▶

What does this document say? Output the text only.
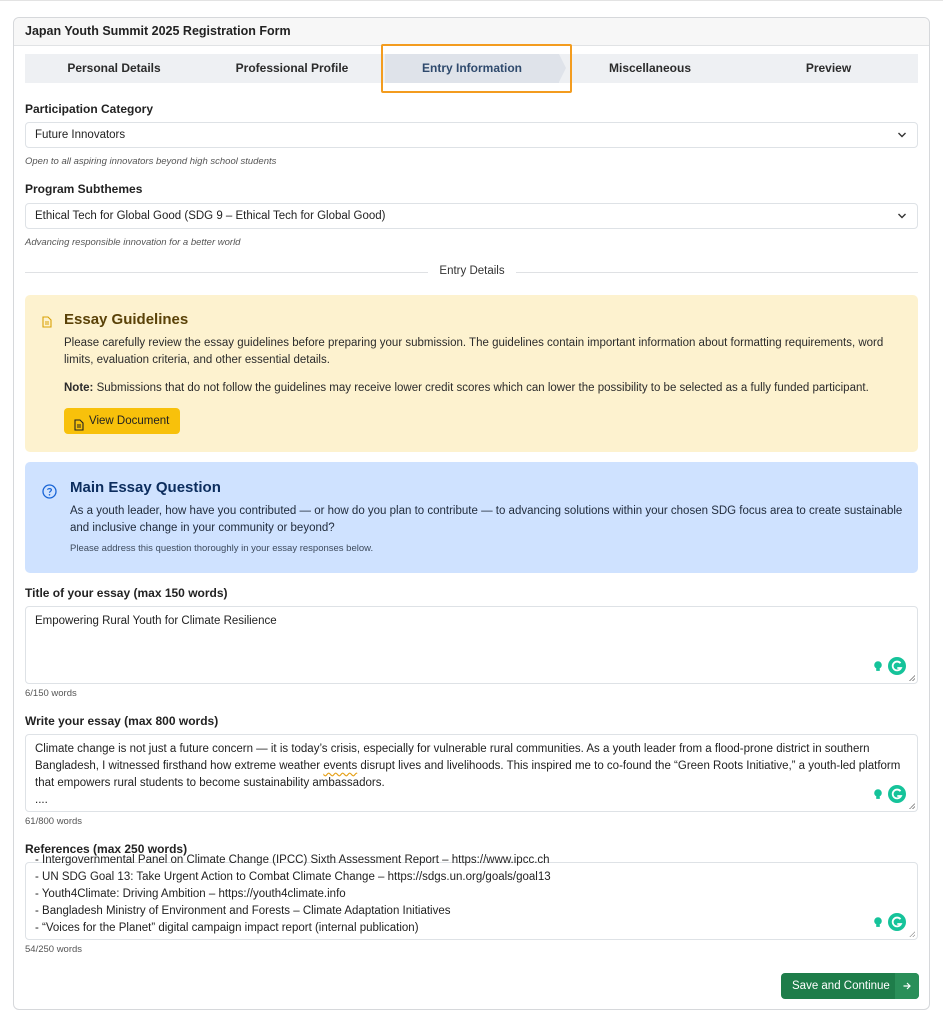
Japan Youth Summit 2025 Registration Form
Personal Details	Professional Profile	Entry Information	Miscellaneous	Preview
Participation Category
Future Innovators
Open to all aspiring innovators beyond high school students
Program Subthemes
Ethical Tech for Global Good (SDG 9 – Ethical Tech for Global Good)
Advancing responsible innovation for a better world
Entry Details
Essay Guidelines
Please carefully review the essay guidelines before preparing your submission. The guidelines contain important information about formatting requirements, word limits, evaluation criteria, and other essential details.
Note: Submissions that do not follow the guidelines may receive lower credit scores which can lower the possibility to be selected as a fully funded participant.
View Document
Main Essay Question
As a youth leader, how have you contributed — or how do you plan to contribute — to advancing solutions within your chosen SDG focus area to create sustainable and inclusive change in your community or beyond?
Please address this question thoroughly in your essay responses below.
Title of your essay (max 150 words)
Empowering Rural Youth for Climate Resilience
6/150 words
Write your essay (max 800 words)
Climate change is not just a future concern — it is today’s crisis, especially for vulnerable rural communities. As a youth leader from a flood-prone district in southern Bangladesh, I witnessed firsthand how extreme weather events disrupt lives and livelihoods. This inspired me to co-found the “Green Roots Initiative,” a youth-led platform that empowers rural students to become sustainability ambassadors.
....
61/800 words
References (max 250 words)
- Intergovernmental Panel on Climate Change (IPCC) Sixth Assessment Report – https://www.ipcc.ch
- UN SDG Goal 13: Take Urgent Action to Combat Climate Change – https://sdgs.un.org/goals/goal13
- Youth4Climate: Driving Ambition – https://youth4climate.info
- Bangladesh Ministry of Environment and Forests – Climate Adaptation Initiatives
- “Voices for the Planet” digital campaign impact report (internal publication)
54/250 words
Save and Continue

◀

Reproduce every entry word for word, but omit the pictures.

What does this document say? Output the text only.
Japan Youth Summit 2025 Registration Form
Personal Details	Professional Profile	Entry Information	Miscellaneous	Preview
Participation Category
Future Innovators
Open to all aspiring innovators beyond high school students
Program Subthemes
Ethical Tech for Global Good (SDG 9 – Ethical Tech for Global Good)
Advancing responsible innovation for a better world
Entry Details
Essay Guidelines
Please carefully review the essay guidelines before preparing your submission. The guidelines contain important information about formatting requirements, word limits, evaluation criteria, and other essential details.
Note: Submissions that do not follow the guidelines may receive lower credit scores which can lower the possibility to be selected as a fully funded participant.
View Document
Main Essay Question
As a youth leader, how have you contributed — or how do you plan to contribute — to advancing solutions within your chosen SDG focus area to create sustainable and inclusive change in your community or beyond?
Please address this question thoroughly in your essay responses below.
Title of your essay (max 150 words)
Empowering Rural Youth for Climate Resilience
6/150 words
Write your essay (max 800 words)
Climate change is not just a future concern — it is today’s crisis, especially for vulnerable rural communities. As a youth leader from a flood-prone district in southern Bangladesh, I witnessed firsthand how extreme weather events disrupt lives and livelihoods. This inspired me to co-found the “Green Roots Initiative,” a youth-led platform that empowers rural students to become sustainability ambassadors.
....
61/800 words
References (max 250 words)
- Intergovernmental Panel on Climate Change (IPCC) Sixth Assessment Report – https://www.ipcc.ch
- UN SDG Goal 13: Take Urgent Action to Combat Climate Change – https://sdgs.un.org/goals/goal13
- Youth4Climate: Driving Ambition – https://youth4climate.info
- Bangladesh Ministry of Environment and Forests – Climate Adaptation Initiatives
- “Voices for the Planet” digital campaign impact report (internal publication)
54/250 words
Save and Continue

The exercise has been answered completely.